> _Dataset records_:
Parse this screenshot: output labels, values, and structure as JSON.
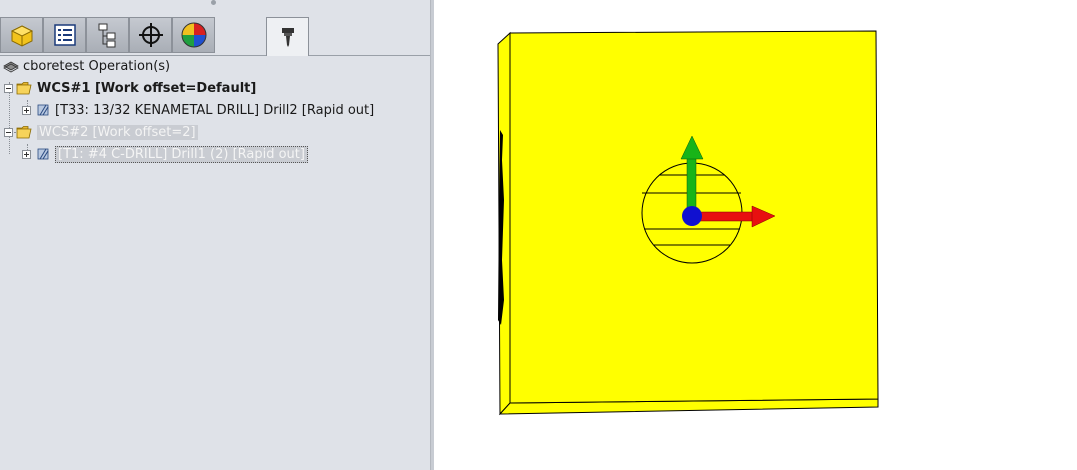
{
  "tabs": [
    {
      "name": "tab-feature-manager",
      "icon": "part-icon"
    },
    {
      "name": "tab-property-manager",
      "icon": "property-list-icon"
    },
    {
      "name": "tab-configuration-manager",
      "icon": "configuration-tree-icon"
    },
    {
      "name": "tab-dimxpert",
      "icon": "crosshair-icon"
    },
    {
      "name": "tab-display-manager",
      "icon": "color-sphere-icon"
    },
    {
      "name": "tab-cam-operation-tree",
      "icon": "drill-tool-icon",
      "active": true
    }
  ],
  "tree": {
    "root": {
      "label": "cboretest Operation(s)",
      "icon": "operations-icon"
    },
    "wcs1": {
      "label": "WCS#1 [Work offset=Default]",
      "icon": "open-folder-icon"
    },
    "op1": {
      "label": "[T33: 13/32 KENAMETAL DRILL] Drill2 [Rapid out]",
      "icon": "drill-operation-icon"
    },
    "wcs2": {
      "label": "WCS#2 [Work offset=2]",
      "icon": "open-folder-icon"
    },
    "op2": {
      "label": "[T1: #4 C-DRILL] Drill1 (2) [Rapid out]",
      "icon": "drill-operation-icon"
    }
  },
  "viewport": {
    "part_color": "#ffff00",
    "axis_x_color": "#e81010",
    "axis_y_color": "#18b418",
    "origin_color": "#1010d0"
  }
}
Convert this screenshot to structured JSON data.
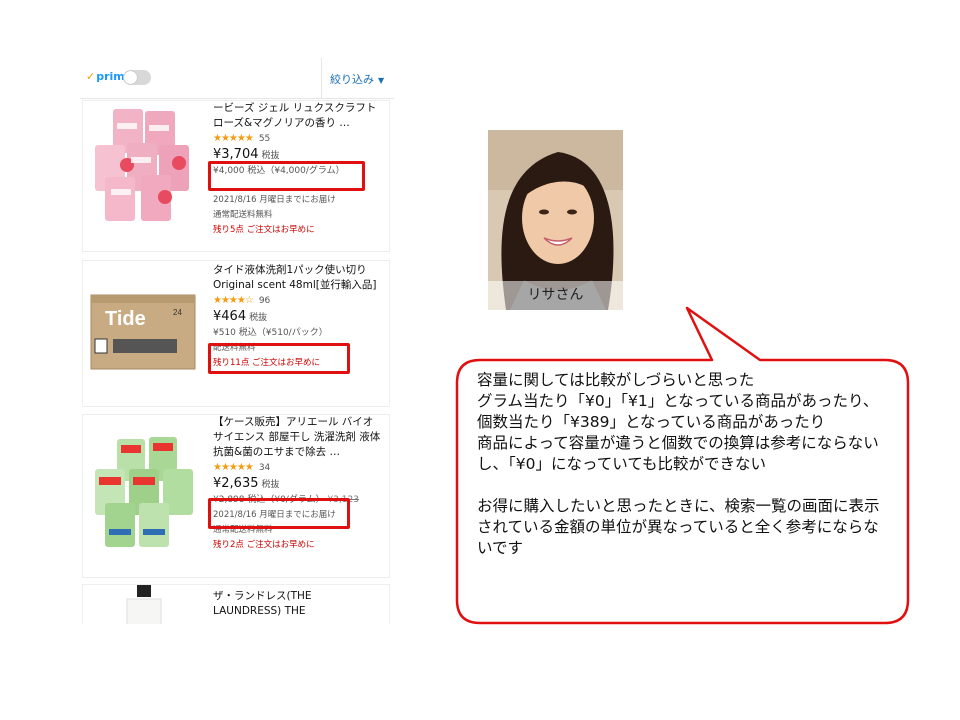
{
  "topbar": {
    "prime_label": "prime",
    "filter_label": "絞り込み"
  },
  "products": [
    {
      "title": "ービーズ ジェル リュクスクラフト ローズ&マグノリアの香り …",
      "rating": "★★★★★",
      "rating_count": "55",
      "price": "¥3,704",
      "tax_note": "税抜",
      "unit_price": "¥4,000 税込（¥4,000/グラム）",
      "delivery": "2021/8/16 月曜日までにお届け",
      "shipping": "通常配送料無料",
      "stock_note": "残り5点 ご注文はお早めに"
    },
    {
      "title": "タイド液体洗剤1パック使い切り Original scent 48ml[並行輸入品]",
      "rating": "★★★★☆",
      "rating_count": "96",
      "price": "¥464",
      "tax_note": "税抜",
      "unit_price": "¥510 税込（¥510/パック）",
      "shipping": "配送料無料",
      "stock_note": "残り11点 ご注文はお早めに"
    },
    {
      "title": "【ケース販売】アリエール バイオサイエンス 部屋干し 洗濯洗剤 液体 抗菌&菌のエサまで除去 …",
      "rating": "★★★★★",
      "rating_count": "34",
      "price": "¥2,635",
      "tax_note": "税抜",
      "unit_price": "¥2,898 税込（¥0/グラム）",
      "list_price": "¥3,123",
      "delivery": "2021/8/16 月曜日までにお届け",
      "shipping": "通常配送料無料",
      "stock_note": "残り2点 ご注文はお早めに"
    },
    {
      "title": "ザ・ランドレス(THE LAUNDRESS) THE"
    }
  ],
  "persona": {
    "name": "リサさん"
  },
  "comment": {
    "paragraph1": "容量に関しては比較がしづらいと思った\nグラム当たり「¥0」「¥1」となっている商品があったり、個数当たり「¥389」となっている商品があったり\n商品によって容量が違うと個数での換算は参考にならないし、「¥0」になっていても比較ができない",
    "paragraph2": "お得に購入したいと思ったときに、検索一覧の画面に表示されている金額の単位が異なっていると全く参考にならないです"
  },
  "colors": {
    "highlight_border": "#e01010",
    "bubble_border": "#e01010",
    "rating_star": "#f39c12",
    "stock_red": "#cc0000"
  }
}
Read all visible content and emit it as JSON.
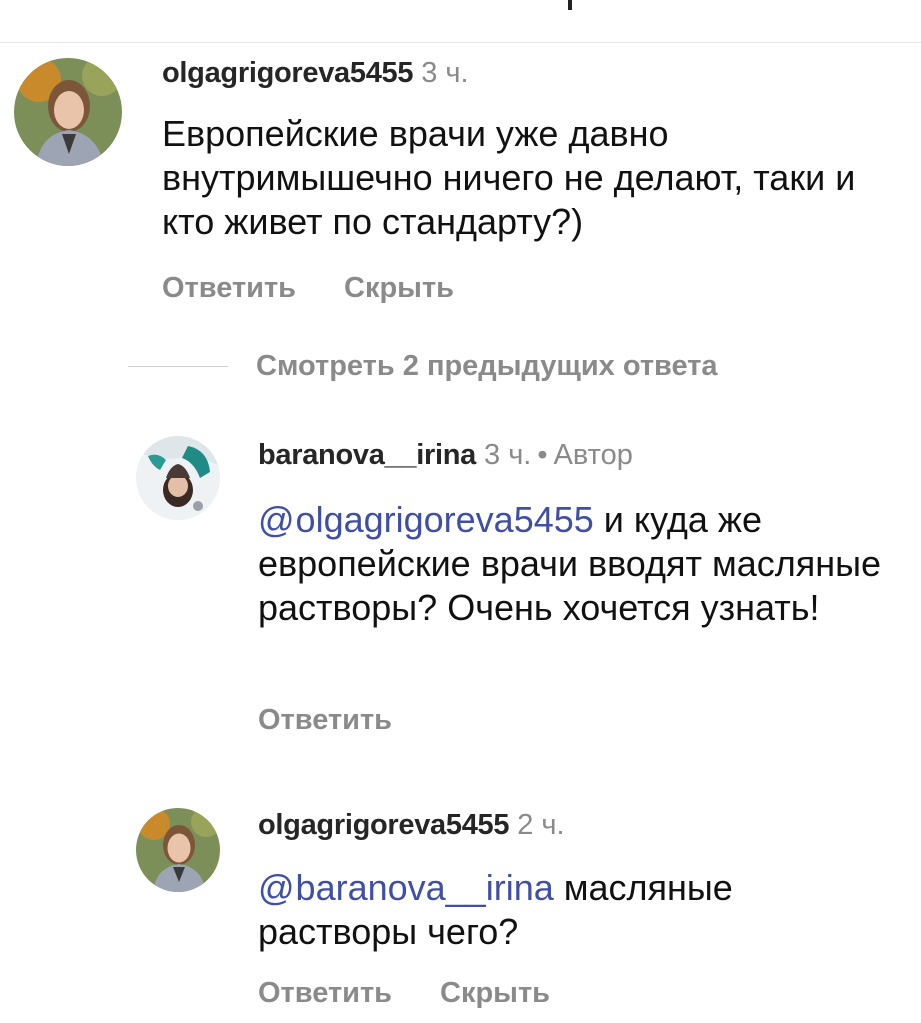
{
  "comments": [
    {
      "username": "olgagrigoreva5455",
      "time": "3 ч.",
      "text": "Европейские врачи уже давно внутримышечно ничего не делают, таки и кто живет по стандарту?)",
      "actions": [
        "Ответить",
        "Скрыть"
      ]
    },
    {
      "username": "baranova__irina",
      "time": "3 ч.",
      "author_tag": "Автор",
      "mention": "olgagrigoreva5455",
      "text": "и куда же европейские врачи вводят масляные растворы? Очень хочется узнать!",
      "actions": [
        "Ответить"
      ]
    },
    {
      "username": "olgagrigoreva5455",
      "time": "2 ч.",
      "mention": "baranova__irina",
      "text": "масляные растворы чего?",
      "actions": [
        "Ответить",
        "Скрыть"
      ]
    }
  ],
  "view_previous_replies": "Смотреть 2 предыдущих ответа",
  "icons": {
    "mention_symbol": "@",
    "avatars": [
      "avatar-olgagrigoreva5455",
      "avatar-baranova__irina",
      "avatar-olgagrigoreva5455"
    ]
  },
  "colors": {
    "mention": "#3f4fa8",
    "secondary_text": "#8a8a8a",
    "primary_text": "#111111"
  }
}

> _What you need to do_: Look through the material and copy each line that has "врачи".

> _Output for this task_:
      "text": "Европейские врачи уже давно внутримышечно ничего не делают, таки и кто живет по стандарту?)",
      "text": "и куда же европейские врачи вводят масляные растворы? Очень хочется узнать!",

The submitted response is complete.